▸ DIRECTIONS
Find and copy each line of the records where the string "text" shows up.

▸ ENTRIES PROVIDED

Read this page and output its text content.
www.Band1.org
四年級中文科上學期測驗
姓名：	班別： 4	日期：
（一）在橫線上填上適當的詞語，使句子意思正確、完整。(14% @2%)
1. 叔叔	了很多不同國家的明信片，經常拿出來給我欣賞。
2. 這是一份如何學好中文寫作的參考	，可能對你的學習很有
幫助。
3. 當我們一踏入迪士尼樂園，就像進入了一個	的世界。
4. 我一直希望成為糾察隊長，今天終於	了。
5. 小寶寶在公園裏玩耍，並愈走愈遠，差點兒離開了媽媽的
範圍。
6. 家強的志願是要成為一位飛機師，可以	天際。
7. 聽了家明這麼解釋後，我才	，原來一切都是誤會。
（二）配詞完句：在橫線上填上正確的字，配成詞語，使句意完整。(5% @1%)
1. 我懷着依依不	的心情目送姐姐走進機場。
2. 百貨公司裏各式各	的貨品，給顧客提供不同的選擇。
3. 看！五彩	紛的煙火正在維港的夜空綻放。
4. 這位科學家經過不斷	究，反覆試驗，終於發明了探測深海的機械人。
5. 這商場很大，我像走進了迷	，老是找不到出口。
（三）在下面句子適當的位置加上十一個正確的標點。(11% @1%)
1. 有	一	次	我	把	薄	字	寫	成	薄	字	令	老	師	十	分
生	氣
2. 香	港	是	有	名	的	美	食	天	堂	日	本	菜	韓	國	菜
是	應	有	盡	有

==

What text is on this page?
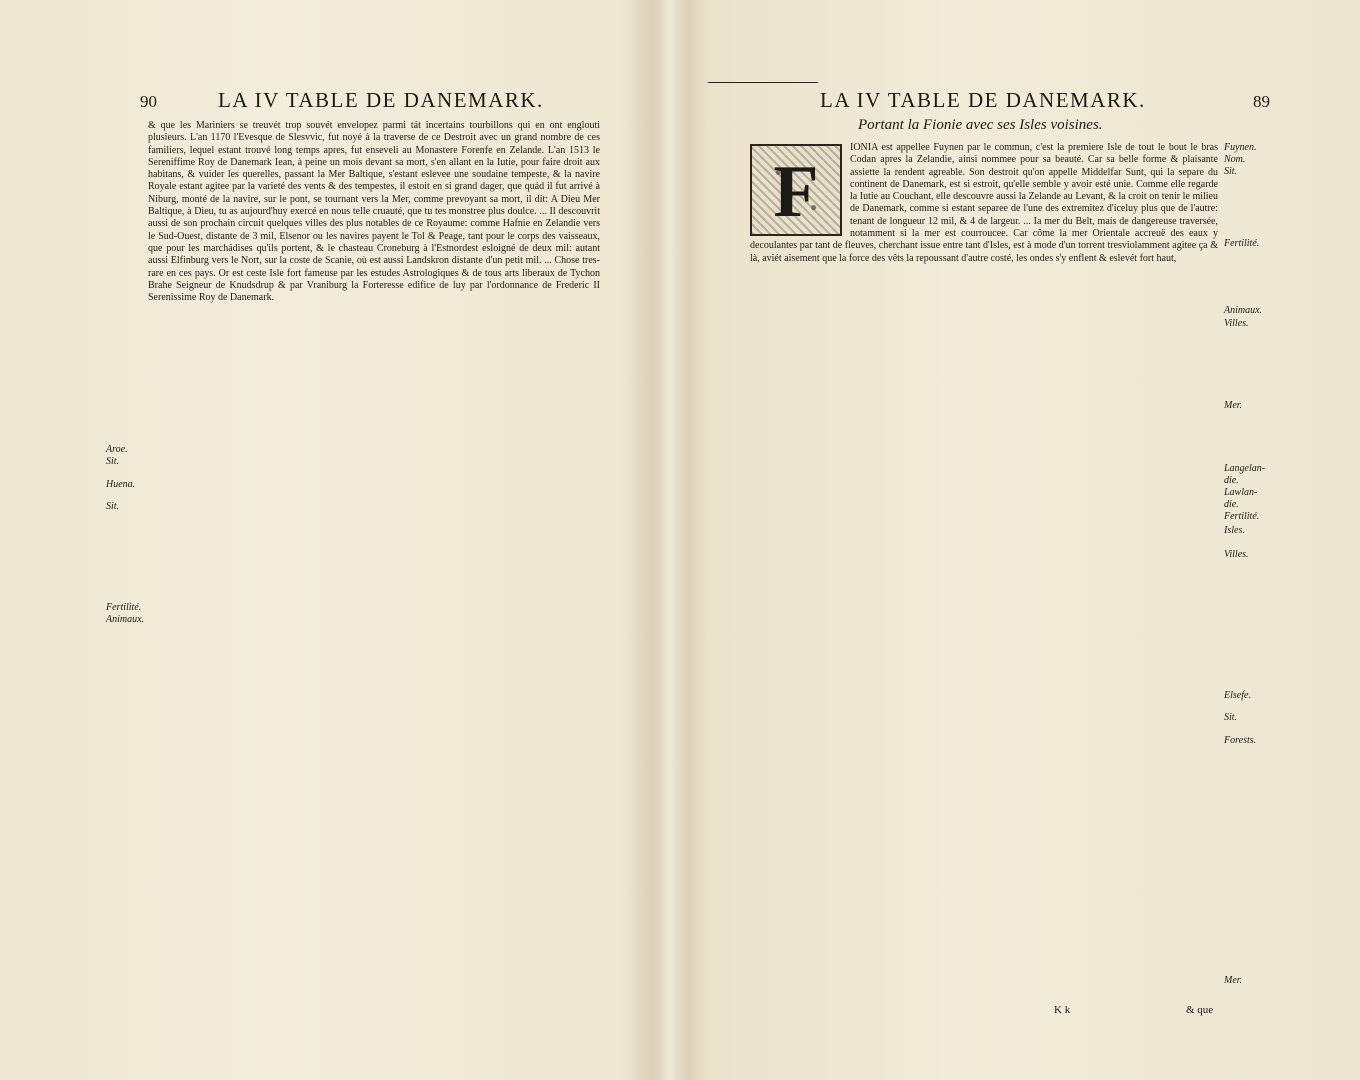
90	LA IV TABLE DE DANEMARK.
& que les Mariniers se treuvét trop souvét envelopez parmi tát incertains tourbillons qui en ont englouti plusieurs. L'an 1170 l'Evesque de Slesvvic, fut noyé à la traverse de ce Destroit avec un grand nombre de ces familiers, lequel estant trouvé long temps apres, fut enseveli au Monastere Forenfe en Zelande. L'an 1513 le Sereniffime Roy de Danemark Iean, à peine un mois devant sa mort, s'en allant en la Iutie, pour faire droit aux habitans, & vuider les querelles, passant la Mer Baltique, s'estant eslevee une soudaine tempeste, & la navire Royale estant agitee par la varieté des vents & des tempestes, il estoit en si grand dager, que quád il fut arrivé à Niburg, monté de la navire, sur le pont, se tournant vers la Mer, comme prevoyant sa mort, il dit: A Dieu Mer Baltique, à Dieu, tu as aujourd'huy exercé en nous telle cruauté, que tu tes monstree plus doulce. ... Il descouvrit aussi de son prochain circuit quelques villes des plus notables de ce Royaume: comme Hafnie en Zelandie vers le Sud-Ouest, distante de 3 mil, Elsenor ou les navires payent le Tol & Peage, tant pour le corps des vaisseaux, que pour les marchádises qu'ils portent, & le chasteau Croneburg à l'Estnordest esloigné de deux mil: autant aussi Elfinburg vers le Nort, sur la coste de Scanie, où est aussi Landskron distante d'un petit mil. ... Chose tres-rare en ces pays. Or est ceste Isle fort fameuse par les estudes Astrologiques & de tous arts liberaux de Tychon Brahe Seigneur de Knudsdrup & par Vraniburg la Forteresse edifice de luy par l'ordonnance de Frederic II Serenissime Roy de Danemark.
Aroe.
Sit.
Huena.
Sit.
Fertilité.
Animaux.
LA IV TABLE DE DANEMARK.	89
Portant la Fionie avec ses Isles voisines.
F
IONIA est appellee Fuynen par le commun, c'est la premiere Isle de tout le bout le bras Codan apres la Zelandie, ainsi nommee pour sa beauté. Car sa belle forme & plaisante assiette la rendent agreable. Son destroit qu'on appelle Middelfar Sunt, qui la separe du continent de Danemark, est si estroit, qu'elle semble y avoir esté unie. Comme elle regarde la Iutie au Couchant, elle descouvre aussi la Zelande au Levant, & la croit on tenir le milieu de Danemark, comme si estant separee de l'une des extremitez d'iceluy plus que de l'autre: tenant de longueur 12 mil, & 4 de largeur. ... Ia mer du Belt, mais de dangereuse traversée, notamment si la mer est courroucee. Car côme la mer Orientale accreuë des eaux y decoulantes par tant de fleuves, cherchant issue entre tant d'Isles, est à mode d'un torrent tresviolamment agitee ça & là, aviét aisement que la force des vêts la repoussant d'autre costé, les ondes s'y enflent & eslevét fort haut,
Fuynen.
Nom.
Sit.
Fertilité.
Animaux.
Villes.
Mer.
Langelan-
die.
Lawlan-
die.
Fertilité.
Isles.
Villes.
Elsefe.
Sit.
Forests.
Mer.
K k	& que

▸ THE REPLY
Read this page and output its text content.
What text is on this page?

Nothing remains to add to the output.